- WHAT THE EXERCISE ASKS -
Give every line below again, exactly.

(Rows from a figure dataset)
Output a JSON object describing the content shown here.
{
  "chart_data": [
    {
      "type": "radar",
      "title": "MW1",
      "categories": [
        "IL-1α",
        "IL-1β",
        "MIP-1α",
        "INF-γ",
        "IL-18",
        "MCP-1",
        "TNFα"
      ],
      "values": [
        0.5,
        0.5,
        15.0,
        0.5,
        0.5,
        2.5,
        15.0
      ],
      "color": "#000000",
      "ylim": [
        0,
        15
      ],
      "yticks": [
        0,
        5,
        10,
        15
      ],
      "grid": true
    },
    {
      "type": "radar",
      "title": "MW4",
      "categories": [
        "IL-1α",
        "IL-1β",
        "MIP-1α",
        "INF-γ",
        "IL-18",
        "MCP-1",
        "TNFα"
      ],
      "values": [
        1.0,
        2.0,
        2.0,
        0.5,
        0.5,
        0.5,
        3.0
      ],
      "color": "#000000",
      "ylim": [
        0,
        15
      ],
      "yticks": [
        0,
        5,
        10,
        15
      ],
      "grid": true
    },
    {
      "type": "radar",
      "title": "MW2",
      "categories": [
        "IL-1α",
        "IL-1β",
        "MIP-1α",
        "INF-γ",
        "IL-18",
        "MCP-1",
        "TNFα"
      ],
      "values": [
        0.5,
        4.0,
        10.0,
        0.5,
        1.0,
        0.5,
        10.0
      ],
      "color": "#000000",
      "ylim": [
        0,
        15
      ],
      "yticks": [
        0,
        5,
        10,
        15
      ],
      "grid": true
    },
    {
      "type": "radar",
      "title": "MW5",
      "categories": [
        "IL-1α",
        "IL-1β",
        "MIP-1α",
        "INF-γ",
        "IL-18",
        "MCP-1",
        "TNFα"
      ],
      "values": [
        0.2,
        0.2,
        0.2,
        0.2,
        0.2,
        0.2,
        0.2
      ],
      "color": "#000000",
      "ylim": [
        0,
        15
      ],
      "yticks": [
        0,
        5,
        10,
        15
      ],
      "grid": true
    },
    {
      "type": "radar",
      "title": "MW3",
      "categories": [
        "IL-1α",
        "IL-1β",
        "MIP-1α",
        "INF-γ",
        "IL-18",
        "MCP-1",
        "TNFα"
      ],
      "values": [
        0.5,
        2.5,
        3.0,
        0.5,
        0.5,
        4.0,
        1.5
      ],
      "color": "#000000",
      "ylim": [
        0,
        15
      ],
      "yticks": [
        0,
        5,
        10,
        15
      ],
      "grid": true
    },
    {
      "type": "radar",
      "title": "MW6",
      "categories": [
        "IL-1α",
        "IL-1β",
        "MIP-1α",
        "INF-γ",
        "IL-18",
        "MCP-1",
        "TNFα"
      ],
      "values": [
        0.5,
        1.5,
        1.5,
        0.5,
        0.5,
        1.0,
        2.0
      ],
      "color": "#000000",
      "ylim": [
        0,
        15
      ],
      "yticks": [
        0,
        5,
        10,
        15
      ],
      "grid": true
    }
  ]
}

- COMPLETED TASK -
Output a JSON object describing the content shown here.
{
  "chart_data": [
    {
      "type": "radar",
      "title": "MW1",
      "categories": [
        "IL-1α",
        "IL-1β",
        "MIP-1α",
        "INF-γ",
        "IL-18",
        "MCP-1",
        "TNFα"
      ],
      "values": [
        0.5,
        0.5,
        15.0,
        0.5,
        0.5,
        2.5,
        15.0
      ],
      "color": "#000000",
      "ylim": [
        0,
        15
      ],
      "yticks": [
        0,
        5,
        10,
        15
      ],
      "grid": true
    },
    {
      "type": "radar",
      "title": "MW4",
      "categories": [
        "IL-1α",
        "IL-1β",
        "MIP-1α",
        "INF-γ",
        "IL-18",
        "MCP-1",
        "TNFα"
      ],
      "values": [
        1.0,
        2.0,
        2.0,
        0.5,
        0.5,
        0.5,
        3.0
      ],
      "color": "#000000",
      "ylim": [
        0,
        15
      ],
      "yticks": [
        0,
        5,
        10,
        15
      ],
      "grid": true
    },
    {
      "type": "radar",
      "title": "MW2",
      "categories": [
        "IL-1α",
        "IL-1β",
        "MIP-1α",
        "INF-γ",
        "IL-18",
        "MCP-1",
        "TNFα"
      ],
      "values": [
        0.5,
        4.0,
        10.0,
        0.5,
        1.0,
        0.5,
        10.0
      ],
      "color": "#000000",
      "ylim": [
        0,
        15
      ],
      "yticks": [
        0,
        5,
        10,
        15
      ],
      "grid": true
    },
    {
      "type": "radar",
      "title": "MW5",
      "categories": [
        "IL-1α",
        "IL-1β",
        "MIP-1α",
        "INF-γ",
        "IL-18",
        "MCP-1",
        "TNFα"
      ],
      "values": [
        0.2,
        0.2,
        0.2,
        0.2,
        0.2,
        0.2,
        0.2
      ],
      "color": "#000000",
      "ylim": [
        0,
        15
      ],
      "yticks": [
        0,
        5,
        10,
        15
      ],
      "grid": true
    },
    {
      "type": "radar",
      "title": "MW3",
      "categories": [
        "IL-1α",
        "IL-1β",
        "MIP-1α",
        "INF-γ",
        "IL-18",
        "MCP-1",
        "TNFα"
      ],
      "values": [
        0.5,
        2.5,
        3.0,
        0.5,
        0.5,
        4.0,
        1.5
      ],
      "color": "#000000",
      "ylim": [
        0,
        15
      ],
      "yticks": [
        0,
        5,
        10,
        15
      ],
      "grid": true
    },
    {
      "type": "radar",
      "title": "MW6",
      "categories": [
        "IL-1α",
        "IL-1β",
        "MIP-1α",
        "INF-γ",
        "IL-18",
        "MCP-1",
        "TNFα"
      ],
      "values": [
        0.5,
        1.5,
        1.5,
        0.5,
        0.5,
        1.0,
        2.0
      ],
      "color": "#000000",
      "ylim": [
        0,
        15
      ],
      "yticks": [
        0,
        5,
        10,
        15
      ],
      "grid": true
    }
  ]
}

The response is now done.